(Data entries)

-----

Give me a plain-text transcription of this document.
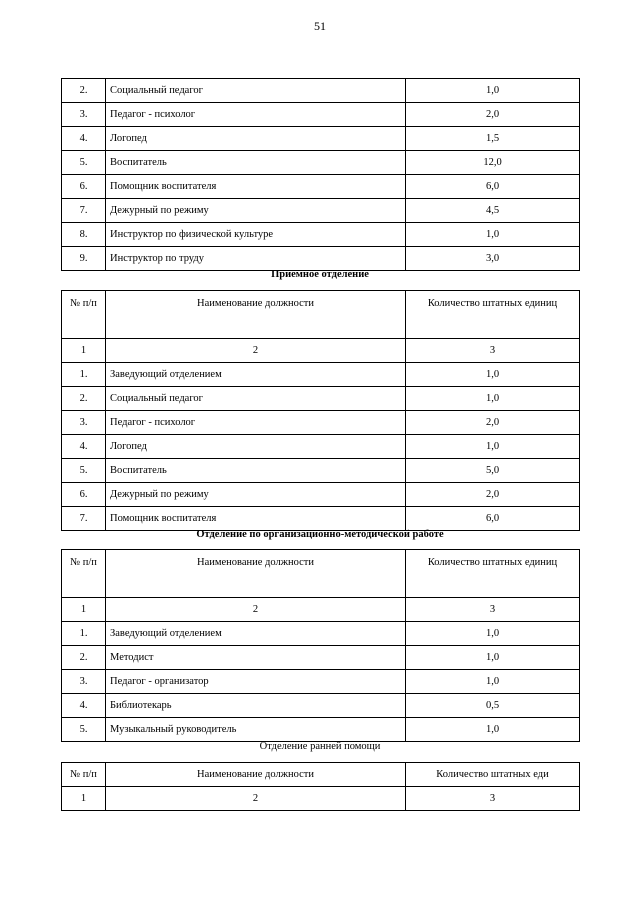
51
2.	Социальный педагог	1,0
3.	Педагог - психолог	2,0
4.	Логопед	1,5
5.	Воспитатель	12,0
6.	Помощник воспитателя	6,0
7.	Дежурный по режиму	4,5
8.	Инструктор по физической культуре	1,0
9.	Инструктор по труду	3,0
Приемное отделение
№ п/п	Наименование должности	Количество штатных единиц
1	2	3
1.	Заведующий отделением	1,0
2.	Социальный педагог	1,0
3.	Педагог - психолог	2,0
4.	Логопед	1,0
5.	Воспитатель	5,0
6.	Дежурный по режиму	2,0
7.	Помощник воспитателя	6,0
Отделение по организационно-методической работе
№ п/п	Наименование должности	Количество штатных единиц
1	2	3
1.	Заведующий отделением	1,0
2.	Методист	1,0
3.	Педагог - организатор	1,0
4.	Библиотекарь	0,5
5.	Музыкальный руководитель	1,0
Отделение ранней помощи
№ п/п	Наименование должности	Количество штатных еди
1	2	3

-----

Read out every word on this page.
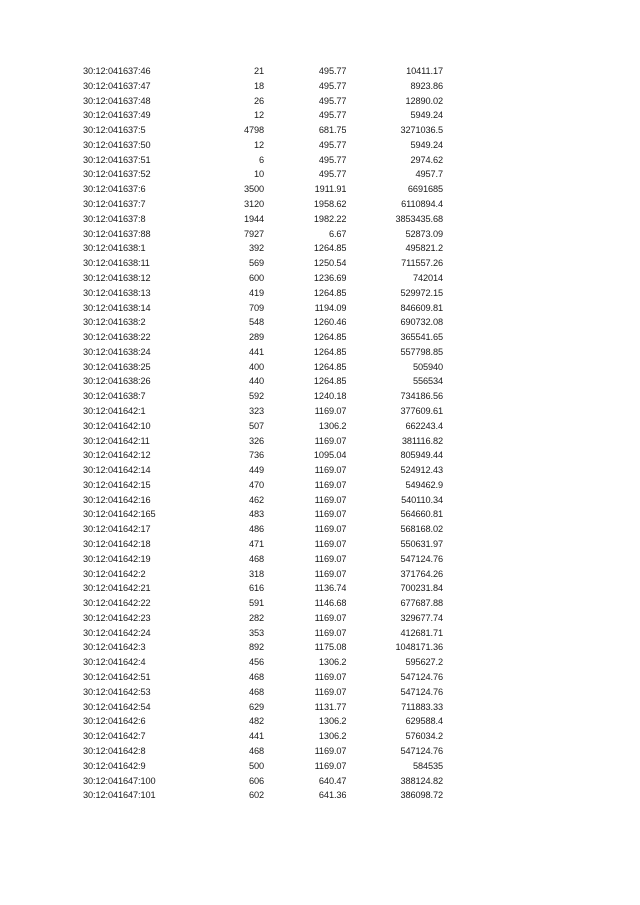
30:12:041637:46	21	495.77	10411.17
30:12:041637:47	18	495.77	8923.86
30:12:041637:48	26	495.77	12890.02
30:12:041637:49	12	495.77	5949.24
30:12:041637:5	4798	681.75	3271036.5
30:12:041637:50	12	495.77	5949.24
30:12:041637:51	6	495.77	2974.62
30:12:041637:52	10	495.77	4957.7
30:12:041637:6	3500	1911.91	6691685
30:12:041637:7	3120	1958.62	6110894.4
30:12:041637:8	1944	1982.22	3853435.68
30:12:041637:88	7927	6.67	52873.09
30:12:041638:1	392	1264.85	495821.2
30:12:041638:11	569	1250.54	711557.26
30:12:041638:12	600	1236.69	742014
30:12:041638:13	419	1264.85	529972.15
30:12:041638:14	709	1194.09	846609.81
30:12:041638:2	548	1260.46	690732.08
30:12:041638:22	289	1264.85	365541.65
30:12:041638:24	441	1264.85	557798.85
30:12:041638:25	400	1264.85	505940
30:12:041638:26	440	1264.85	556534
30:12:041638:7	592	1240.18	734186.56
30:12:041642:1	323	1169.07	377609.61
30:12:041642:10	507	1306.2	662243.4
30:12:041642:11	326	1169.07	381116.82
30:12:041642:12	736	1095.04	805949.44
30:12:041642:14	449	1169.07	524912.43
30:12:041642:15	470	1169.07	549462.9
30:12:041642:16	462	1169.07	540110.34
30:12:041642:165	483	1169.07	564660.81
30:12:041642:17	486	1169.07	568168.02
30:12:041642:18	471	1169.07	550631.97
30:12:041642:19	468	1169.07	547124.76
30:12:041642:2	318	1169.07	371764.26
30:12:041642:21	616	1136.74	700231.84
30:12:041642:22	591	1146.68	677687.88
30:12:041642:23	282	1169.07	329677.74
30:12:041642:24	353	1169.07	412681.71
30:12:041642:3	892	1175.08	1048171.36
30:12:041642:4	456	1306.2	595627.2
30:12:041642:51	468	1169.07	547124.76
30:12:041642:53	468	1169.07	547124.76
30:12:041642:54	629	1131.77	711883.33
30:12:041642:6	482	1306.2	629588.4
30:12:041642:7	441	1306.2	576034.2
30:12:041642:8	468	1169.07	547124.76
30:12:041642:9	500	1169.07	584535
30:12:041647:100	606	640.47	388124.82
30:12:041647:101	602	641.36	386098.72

-----

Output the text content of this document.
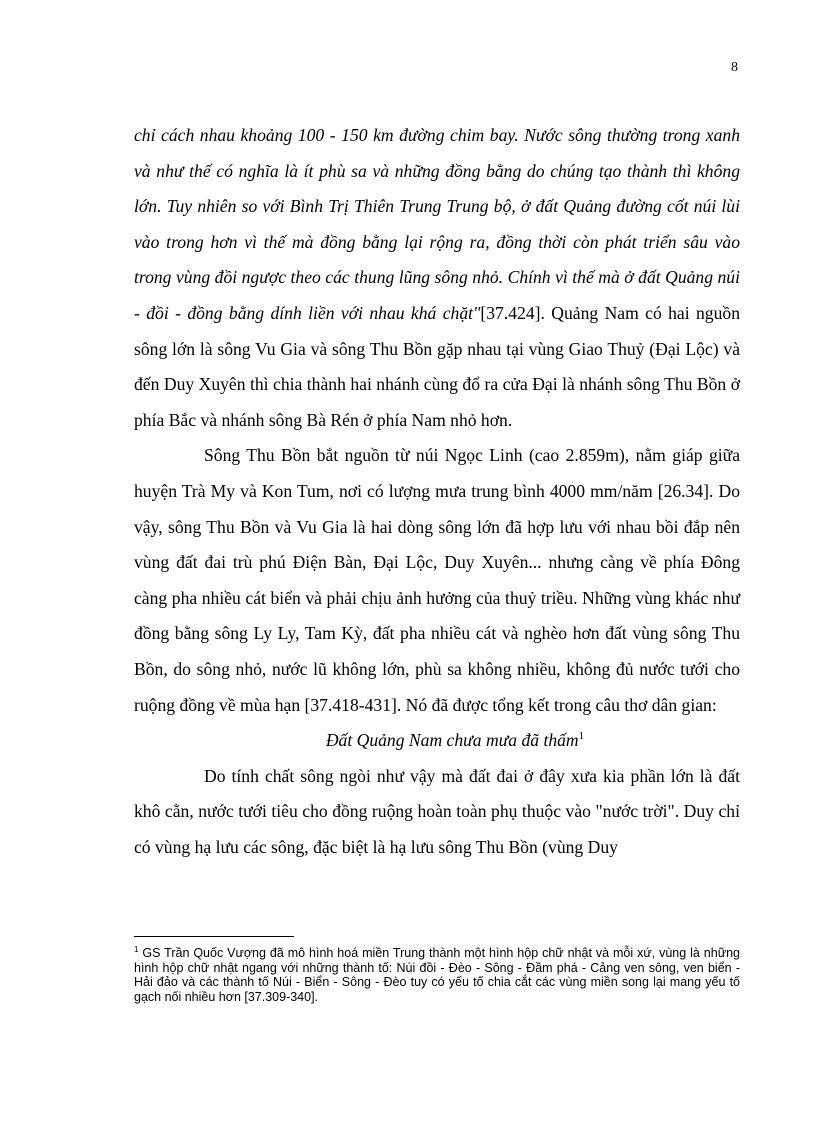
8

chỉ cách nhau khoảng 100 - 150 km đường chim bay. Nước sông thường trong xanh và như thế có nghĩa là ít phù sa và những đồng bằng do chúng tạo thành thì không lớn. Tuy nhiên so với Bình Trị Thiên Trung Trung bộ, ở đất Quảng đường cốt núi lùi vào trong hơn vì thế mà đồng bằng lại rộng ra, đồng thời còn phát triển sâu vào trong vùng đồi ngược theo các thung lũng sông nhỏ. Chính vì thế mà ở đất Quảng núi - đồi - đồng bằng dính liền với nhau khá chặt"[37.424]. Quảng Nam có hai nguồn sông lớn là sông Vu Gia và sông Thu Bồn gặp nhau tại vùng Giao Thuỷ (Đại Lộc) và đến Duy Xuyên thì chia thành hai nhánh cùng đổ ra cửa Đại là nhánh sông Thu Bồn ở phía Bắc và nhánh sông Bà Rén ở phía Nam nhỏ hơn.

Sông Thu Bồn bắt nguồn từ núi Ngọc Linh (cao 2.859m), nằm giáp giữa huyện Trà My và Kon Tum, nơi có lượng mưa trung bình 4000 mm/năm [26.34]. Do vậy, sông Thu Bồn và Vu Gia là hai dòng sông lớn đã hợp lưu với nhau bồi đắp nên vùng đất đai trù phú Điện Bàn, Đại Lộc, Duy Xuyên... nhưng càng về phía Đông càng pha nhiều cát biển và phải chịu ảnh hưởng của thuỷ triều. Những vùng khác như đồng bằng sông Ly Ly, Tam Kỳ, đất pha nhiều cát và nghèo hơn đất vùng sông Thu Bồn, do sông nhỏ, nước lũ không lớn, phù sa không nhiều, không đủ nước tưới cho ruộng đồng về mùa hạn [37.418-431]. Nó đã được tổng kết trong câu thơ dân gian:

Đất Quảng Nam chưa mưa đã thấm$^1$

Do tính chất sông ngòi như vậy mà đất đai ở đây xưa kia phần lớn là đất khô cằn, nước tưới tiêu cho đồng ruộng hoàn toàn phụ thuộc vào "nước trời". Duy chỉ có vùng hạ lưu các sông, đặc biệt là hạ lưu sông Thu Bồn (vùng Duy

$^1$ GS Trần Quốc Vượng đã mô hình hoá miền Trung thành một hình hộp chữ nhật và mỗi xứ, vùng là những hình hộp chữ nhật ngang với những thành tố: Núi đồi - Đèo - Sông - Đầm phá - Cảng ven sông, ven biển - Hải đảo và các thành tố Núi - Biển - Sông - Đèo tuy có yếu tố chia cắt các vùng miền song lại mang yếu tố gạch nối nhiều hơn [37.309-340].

-----

Each line in the listing above that contains "this" should be copied.

Give me a plain-text transcription of this document.
Read out every word on this page.
Output the text content of this document.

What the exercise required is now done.